_Quoted passage_
----

Wednesday, March 4, 2015

Anand's Calling...

Anand Giridharadas’s India Calling is sort of my first foray into readings based on Indian culture, and the country in general. It’s an “intimate portrait” written by Giridharadas regarding his experience as an American-born Indian returning to the country his parents immigrated from before his birth (as well as his sister‘s). He exams the many influences as to why his parents left India, between a somewhat stifling culture and a tumbling economy. And then he relays how many of those grounds for fleeing have evolved and changed over the years. For better or worse is often the question. Nevertheless, it’s at a consequence that some Indians find themselves culturally deprived and economically disadvantaged compared to the transfixed success of others.

So what could be the catalysis to this change within the country? Here’s where Giridharadas also assesses the cultural influences outside of, say, the caste system that once held a cord over India‘s public. Women and men of India are beginning to take control of their lives–their circumstances. And it’s complicated to do so, as the people of India give away many of their old cultural standards for something new, adventurous, and maybe even considered sinfully enticing. Giridharadas explores these changes through seven chapters where individuals he‘s spoken with, concerning the conceptualization of India Calling, share their stories. From fundamentalist, entrepreneurs, spiritual, and love-lost citizens, he categorizes his chapters between Dreams, Ambition, Pride, Anger, Love, and Freedom. And it’s here that I’m going to share quotes and pieces of each chapter to give you guys and idea as to how revealing I found India Calling.


DREAMS
"India was changing when I arrived, and it continued to change dramatically, viscerally, improbably.  The freeze I had sensed as a child seemed to be thawing.  It was partly the enormous physical churn: the quantities of earth being moved, the malls and office towers and gated communities being built, the restaurants opening, the factories pumping out cars, the blue jeans being sewn.  It was the new verticality of the big cities, the slum dwellers in Bombay moving into towering apartments financed by New York investors, the mushrooming of village backwaters into congested satellite cities such as Gurgaon and Navi Mumbai and Electronics City.  It was the villagers who have been moved off their land so that Tata Motors, the once-stagnant company where my father worked, whose lifeless culture had pushed him toward America, could built the world's cheapest car, priced at a little more than $2,000."

----

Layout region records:

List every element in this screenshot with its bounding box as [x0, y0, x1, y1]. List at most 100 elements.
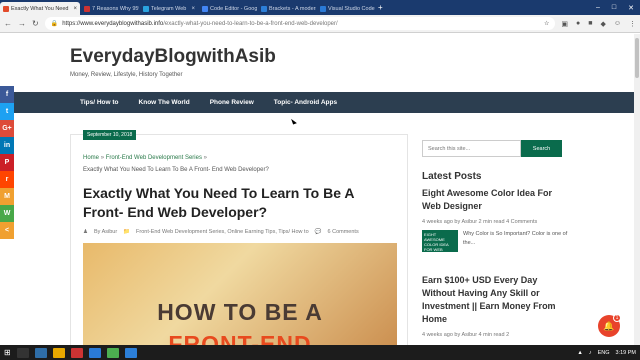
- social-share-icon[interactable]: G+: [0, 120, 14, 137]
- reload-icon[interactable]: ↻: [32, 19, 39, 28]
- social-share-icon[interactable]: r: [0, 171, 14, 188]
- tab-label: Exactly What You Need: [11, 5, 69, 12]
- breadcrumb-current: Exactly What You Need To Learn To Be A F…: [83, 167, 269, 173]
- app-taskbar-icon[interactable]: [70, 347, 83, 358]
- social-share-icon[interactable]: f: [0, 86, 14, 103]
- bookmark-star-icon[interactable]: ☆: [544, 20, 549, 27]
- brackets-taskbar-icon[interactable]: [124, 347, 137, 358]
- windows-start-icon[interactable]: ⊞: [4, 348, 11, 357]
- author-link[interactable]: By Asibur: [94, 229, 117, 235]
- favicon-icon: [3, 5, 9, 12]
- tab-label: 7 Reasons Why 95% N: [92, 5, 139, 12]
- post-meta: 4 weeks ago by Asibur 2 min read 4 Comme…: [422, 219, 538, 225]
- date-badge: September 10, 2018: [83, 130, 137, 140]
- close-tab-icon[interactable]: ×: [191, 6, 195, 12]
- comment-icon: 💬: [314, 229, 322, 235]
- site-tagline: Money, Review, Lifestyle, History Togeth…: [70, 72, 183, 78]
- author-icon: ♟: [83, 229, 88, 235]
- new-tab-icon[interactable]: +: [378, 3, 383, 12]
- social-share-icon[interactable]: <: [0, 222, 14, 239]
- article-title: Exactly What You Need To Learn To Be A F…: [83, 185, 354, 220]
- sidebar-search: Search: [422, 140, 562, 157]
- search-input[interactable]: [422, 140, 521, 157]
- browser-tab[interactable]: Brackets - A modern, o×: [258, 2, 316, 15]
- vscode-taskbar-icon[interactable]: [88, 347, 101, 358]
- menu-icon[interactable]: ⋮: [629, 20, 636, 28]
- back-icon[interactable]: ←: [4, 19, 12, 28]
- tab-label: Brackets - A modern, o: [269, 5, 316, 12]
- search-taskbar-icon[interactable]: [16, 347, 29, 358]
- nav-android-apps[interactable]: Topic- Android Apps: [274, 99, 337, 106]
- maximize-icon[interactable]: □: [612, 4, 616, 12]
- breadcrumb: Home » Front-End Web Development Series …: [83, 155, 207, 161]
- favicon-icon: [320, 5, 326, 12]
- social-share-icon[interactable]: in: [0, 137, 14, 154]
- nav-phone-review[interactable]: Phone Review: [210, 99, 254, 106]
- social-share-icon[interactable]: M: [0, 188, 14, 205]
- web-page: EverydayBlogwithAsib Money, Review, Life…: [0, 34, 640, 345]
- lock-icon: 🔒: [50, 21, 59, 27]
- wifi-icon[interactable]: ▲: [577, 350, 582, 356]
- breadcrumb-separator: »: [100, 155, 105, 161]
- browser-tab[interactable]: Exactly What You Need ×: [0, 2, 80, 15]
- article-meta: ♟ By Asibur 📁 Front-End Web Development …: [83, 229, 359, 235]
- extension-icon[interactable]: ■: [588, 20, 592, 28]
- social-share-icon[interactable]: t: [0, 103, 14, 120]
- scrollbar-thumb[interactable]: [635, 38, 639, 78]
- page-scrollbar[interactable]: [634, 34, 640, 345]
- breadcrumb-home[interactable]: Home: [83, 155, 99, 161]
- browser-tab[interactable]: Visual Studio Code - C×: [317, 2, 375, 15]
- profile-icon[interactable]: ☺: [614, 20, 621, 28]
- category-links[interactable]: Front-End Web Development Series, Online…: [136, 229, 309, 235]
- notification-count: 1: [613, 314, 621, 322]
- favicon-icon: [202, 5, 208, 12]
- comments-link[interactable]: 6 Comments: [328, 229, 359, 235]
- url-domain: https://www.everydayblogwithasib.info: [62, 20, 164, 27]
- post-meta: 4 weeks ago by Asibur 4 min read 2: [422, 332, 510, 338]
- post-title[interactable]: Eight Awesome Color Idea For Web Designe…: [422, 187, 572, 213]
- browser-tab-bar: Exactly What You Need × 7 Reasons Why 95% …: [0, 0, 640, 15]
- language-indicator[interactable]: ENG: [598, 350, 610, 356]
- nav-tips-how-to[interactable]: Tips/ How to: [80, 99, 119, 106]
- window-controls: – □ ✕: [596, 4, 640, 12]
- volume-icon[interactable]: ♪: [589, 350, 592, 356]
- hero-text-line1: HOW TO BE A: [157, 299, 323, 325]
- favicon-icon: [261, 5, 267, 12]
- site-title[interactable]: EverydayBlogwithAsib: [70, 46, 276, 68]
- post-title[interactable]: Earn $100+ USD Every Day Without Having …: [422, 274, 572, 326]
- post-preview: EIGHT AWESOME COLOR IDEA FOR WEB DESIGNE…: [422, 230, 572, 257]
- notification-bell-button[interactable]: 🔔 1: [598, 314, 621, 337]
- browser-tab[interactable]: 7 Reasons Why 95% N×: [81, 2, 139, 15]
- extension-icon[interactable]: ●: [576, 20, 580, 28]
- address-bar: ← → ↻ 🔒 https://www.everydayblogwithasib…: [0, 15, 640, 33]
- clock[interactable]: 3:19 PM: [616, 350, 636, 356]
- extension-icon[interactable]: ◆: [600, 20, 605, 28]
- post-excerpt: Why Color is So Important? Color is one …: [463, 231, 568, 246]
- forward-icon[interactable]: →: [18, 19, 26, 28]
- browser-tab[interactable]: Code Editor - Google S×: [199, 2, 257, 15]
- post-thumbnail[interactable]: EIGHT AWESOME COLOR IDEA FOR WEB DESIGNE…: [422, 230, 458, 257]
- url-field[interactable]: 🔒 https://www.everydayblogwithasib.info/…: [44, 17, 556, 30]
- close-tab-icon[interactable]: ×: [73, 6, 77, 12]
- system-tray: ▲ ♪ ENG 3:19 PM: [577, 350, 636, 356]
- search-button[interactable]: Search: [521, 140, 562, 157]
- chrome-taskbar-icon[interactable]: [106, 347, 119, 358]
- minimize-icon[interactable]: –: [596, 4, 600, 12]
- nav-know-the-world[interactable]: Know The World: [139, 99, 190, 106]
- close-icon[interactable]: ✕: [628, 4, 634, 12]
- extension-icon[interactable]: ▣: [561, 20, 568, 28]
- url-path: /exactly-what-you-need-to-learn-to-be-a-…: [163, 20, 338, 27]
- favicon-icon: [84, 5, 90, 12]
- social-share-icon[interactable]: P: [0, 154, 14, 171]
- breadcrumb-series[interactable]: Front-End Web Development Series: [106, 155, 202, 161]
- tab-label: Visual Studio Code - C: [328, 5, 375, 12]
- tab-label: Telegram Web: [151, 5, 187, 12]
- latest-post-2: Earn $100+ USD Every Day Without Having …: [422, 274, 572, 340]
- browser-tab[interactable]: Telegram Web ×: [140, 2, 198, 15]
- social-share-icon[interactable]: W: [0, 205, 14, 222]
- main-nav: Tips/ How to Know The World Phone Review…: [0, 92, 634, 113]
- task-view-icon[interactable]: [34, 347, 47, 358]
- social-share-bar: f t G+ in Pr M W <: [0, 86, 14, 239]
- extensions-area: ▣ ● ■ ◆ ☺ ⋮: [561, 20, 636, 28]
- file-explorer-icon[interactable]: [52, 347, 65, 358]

----

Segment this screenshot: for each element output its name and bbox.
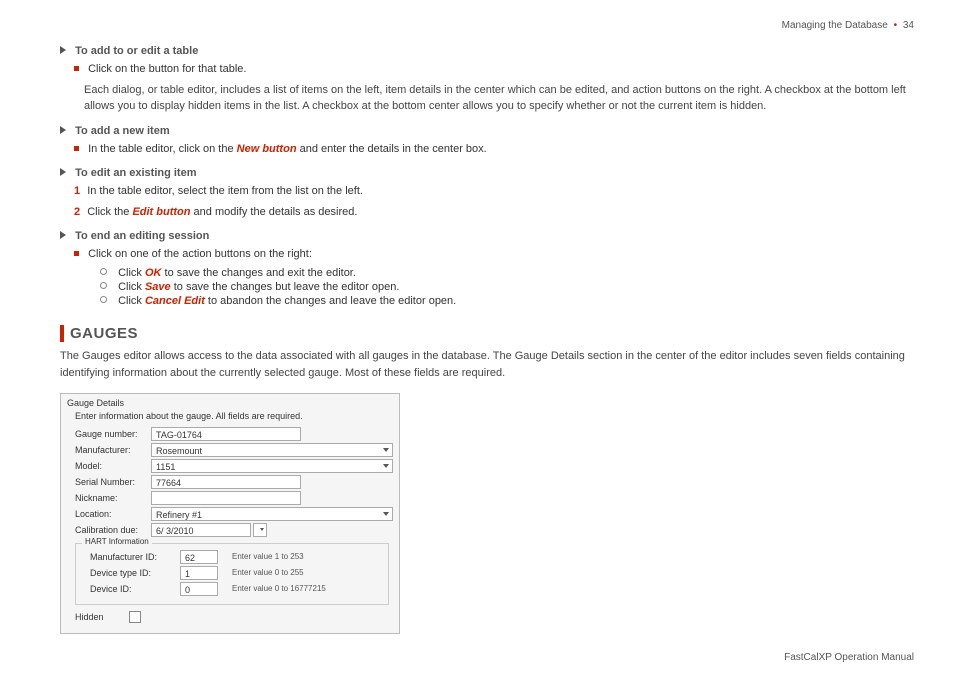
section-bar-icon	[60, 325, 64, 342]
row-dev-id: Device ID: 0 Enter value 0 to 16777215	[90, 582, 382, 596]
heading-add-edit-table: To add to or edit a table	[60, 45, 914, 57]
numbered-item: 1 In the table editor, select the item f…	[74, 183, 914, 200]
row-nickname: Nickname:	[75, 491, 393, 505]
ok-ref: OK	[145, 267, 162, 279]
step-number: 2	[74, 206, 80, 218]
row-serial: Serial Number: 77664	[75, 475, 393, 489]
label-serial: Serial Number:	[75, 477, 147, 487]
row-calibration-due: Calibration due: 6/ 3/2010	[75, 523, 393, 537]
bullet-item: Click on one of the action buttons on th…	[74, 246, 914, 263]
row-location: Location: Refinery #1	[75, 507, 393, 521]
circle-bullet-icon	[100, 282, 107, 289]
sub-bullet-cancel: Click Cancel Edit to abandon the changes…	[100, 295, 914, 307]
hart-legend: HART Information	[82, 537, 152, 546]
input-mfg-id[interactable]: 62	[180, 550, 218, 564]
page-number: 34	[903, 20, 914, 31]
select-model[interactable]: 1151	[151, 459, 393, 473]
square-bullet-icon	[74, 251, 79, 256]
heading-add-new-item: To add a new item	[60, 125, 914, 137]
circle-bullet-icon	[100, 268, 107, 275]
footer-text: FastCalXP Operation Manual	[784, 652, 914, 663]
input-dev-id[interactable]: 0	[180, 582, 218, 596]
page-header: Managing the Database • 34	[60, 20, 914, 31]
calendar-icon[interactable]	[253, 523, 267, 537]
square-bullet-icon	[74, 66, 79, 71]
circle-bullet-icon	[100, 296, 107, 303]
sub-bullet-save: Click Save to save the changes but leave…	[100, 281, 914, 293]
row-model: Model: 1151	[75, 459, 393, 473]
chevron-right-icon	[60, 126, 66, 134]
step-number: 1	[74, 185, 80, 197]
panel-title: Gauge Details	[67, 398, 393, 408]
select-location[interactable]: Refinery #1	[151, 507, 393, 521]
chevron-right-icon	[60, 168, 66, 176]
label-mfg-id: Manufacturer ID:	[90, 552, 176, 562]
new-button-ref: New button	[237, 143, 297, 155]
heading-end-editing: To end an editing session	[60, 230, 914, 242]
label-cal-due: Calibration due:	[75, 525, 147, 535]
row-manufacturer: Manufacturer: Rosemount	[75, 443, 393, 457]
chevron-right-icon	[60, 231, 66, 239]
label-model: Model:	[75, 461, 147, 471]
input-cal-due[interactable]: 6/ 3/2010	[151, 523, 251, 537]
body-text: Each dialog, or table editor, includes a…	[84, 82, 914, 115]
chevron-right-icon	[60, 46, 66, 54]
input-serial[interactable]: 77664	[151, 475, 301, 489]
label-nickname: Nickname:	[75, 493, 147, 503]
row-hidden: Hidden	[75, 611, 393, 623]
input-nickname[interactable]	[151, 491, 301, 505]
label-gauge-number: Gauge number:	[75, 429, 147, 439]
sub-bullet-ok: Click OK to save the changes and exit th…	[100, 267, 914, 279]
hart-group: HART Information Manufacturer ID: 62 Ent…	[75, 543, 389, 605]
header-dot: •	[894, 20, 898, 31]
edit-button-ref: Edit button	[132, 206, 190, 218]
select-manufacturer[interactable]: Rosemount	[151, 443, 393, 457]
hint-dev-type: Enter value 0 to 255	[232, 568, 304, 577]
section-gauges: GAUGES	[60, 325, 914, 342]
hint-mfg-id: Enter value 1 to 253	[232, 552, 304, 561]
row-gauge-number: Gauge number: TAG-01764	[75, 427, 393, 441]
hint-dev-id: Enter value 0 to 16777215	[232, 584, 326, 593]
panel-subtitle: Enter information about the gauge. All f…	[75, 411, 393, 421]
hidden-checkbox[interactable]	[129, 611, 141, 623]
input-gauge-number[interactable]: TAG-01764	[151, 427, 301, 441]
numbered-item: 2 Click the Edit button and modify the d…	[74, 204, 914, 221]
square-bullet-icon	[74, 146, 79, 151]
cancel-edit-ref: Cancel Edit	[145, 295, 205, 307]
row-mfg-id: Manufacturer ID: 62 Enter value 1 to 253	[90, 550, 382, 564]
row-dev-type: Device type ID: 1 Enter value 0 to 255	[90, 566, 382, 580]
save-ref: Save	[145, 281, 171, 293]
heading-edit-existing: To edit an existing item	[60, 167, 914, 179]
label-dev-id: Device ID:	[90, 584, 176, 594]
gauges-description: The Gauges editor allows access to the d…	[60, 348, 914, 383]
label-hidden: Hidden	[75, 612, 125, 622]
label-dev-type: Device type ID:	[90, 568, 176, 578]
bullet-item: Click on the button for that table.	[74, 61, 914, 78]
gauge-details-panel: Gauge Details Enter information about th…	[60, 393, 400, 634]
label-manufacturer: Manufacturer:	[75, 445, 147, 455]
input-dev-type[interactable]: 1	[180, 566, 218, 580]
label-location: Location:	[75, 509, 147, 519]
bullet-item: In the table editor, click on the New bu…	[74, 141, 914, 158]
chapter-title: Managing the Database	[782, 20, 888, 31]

----

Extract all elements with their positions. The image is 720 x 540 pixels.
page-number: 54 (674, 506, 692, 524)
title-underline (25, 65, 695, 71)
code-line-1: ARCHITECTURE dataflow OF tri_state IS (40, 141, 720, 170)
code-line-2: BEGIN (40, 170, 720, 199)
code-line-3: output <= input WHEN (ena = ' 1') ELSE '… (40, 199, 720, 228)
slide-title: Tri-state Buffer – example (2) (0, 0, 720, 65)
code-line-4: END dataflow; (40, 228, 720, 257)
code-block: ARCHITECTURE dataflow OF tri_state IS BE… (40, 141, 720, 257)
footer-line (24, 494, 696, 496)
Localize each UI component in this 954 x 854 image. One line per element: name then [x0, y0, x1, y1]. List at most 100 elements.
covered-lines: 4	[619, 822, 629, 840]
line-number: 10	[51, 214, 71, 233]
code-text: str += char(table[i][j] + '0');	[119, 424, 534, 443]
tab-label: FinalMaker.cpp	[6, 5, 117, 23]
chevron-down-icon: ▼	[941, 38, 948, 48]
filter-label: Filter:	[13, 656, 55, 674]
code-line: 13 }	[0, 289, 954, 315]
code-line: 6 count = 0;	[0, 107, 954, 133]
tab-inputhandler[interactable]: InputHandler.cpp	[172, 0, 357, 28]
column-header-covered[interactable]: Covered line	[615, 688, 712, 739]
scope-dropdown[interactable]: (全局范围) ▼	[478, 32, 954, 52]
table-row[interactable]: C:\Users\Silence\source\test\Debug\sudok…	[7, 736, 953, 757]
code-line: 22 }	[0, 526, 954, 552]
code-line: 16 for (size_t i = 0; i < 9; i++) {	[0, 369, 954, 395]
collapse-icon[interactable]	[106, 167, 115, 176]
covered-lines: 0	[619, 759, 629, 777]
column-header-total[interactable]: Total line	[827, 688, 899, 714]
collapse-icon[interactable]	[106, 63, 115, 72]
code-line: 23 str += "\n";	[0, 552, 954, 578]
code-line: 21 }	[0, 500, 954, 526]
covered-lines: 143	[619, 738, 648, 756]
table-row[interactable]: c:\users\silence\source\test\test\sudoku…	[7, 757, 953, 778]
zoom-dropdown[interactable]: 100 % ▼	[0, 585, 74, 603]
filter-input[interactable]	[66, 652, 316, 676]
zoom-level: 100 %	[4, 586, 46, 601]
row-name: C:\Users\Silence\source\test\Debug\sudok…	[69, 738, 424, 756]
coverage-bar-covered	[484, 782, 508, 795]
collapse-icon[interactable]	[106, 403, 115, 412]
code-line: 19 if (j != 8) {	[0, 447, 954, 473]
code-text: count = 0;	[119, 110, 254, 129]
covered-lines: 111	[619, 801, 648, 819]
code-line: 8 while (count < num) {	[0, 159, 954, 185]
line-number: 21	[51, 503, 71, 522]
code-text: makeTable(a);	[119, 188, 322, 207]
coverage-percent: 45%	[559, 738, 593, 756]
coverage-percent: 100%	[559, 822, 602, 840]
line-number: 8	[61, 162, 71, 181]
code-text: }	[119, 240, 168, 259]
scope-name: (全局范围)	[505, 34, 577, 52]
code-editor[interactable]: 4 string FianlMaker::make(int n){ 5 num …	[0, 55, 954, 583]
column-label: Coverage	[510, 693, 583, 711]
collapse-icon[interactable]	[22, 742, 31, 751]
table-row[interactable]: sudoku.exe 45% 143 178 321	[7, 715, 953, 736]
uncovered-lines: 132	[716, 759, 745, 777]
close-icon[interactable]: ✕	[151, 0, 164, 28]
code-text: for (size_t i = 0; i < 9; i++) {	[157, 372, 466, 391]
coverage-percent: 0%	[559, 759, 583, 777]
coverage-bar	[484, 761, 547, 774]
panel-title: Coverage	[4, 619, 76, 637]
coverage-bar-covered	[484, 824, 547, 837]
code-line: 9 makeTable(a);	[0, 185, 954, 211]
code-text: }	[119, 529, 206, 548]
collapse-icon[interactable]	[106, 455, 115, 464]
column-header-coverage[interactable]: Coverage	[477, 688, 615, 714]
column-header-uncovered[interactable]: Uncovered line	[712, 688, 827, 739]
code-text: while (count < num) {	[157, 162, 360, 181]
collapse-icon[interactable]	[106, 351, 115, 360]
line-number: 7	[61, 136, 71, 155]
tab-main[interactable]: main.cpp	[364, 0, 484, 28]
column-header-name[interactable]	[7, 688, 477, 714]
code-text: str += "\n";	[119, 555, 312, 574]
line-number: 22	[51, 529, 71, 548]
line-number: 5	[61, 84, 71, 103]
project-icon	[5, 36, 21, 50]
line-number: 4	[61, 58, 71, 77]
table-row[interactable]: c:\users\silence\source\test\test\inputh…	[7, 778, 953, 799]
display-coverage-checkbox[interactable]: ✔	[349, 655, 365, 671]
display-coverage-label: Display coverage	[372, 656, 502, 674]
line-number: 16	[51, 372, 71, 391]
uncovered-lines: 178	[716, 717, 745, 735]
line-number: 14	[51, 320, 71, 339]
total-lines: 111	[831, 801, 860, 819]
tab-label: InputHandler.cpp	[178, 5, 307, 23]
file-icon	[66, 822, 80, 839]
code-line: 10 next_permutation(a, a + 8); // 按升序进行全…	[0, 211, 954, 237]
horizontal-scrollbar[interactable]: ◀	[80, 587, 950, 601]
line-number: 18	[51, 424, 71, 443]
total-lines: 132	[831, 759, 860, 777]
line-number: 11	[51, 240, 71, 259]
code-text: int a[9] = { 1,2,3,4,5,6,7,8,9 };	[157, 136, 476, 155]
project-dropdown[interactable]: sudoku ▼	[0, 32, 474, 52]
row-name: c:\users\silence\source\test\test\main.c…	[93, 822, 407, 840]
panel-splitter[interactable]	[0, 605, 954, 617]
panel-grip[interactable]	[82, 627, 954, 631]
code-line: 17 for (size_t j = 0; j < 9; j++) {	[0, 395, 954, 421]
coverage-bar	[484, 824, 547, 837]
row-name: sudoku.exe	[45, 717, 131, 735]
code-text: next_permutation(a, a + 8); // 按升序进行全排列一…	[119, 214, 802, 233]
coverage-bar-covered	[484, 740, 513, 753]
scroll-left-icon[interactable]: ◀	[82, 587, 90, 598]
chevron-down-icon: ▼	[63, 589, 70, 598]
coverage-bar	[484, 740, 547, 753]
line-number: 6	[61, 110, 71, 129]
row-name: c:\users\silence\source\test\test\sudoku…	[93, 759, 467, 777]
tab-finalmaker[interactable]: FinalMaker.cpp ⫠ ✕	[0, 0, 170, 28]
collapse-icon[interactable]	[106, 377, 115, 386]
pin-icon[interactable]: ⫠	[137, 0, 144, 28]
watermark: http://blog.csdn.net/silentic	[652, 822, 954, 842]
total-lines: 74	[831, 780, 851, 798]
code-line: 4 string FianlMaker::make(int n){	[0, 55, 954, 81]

----

_Problem requirements_
According to the review of India Calling, for roughly what price was Tata Motors building the world's cheapest car?

_The reply_
A little more than $2,000.